Each line below is to be written out in full, exactly as shown.

[Recorded data]
--

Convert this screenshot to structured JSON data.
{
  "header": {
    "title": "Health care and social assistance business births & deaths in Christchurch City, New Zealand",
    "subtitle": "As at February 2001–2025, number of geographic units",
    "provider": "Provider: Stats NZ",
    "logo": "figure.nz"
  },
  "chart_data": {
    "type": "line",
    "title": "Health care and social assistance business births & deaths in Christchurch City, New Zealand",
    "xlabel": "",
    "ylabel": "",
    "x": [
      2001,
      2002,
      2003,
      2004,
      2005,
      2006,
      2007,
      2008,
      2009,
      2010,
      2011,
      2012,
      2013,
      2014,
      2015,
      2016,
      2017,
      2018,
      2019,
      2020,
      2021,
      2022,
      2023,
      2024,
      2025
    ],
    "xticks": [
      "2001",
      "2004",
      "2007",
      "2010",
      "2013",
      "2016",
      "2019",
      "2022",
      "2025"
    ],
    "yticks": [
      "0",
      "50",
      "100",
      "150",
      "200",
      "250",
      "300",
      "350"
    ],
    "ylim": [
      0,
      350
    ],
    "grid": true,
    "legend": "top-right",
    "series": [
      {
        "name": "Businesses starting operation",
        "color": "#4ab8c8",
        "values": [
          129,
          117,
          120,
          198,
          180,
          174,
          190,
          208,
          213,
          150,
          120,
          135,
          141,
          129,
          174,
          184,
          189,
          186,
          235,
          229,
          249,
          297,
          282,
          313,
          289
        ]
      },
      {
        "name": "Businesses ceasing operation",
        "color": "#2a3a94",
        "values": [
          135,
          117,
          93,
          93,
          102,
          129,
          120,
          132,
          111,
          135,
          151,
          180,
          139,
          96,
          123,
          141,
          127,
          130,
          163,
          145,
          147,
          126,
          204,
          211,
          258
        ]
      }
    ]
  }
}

--

» **ANSWER TO THE PROBLEM**
Convert this screenshot to structured JSON data.
{
  "header": {
    "title": "Health care and social assistance business births & deaths in Christchurch City, New Zealand",
    "subtitle": "As at February 2001–2025, number of geographic units",
    "provider": "Provider: Stats NZ",
    "logo": "figure.nz"
  },
  "chart_data": {
    "type": "line",
    "title": "Health care and social assistance business births & deaths in Christchurch City, New Zealand",
    "xlabel": "",
    "ylabel": "",
    "x": [
      2001,
      2002,
      2003,
      2004,
      2005,
      2006,
      2007,
      2008,
      2009,
      2010,
      2011,
      2012,
      2013,
      2014,
      2015,
      2016,
      2017,
      2018,
      2019,
      2020,
      2021,
      2022,
      2023,
      2024,
      2025
    ],
    "xticks": [
      "2001",
      "2004",
      "2007",
      "2010",
      "2013",
      "2016",
      "2019",
      "2022",
      "2025"
    ],
    "yticks": [
      "0",
      "50",
      "100",
      "150",
      "200",
      "250",
      "300",
      "350"
    ],
    "ylim": [
      0,
      350
    ],
    "grid": true,
    "legend": "top-right",
    "series": [
      {
        "name": "Businesses starting operation",
        "color": "#4ab8c8",
        "values": [
          129,
          117,
          120,
          198,
          180,
          174,
          190,
          208,
          213,
          150,
          120,
          135,
          141,
          129,
          174,
          184,
          189,
          186,
          235,
          229,
          249,
          297,
          282,
          313,
          289
        ]
      },
      {
        "name": "Businesses ceasing operation",
        "color": "#2a3a94",
        "values": [
          135,
          117,
          93,
          93,
          102,
          129,
          120,
          132,
          111,
          135,
          151,
          180,
          139,
          96,
          123,
          141,
          127,
          130,
          163,
          145,
          147,
          126,
          204,
          211,
          258
        ]
      }
    ]
  }
}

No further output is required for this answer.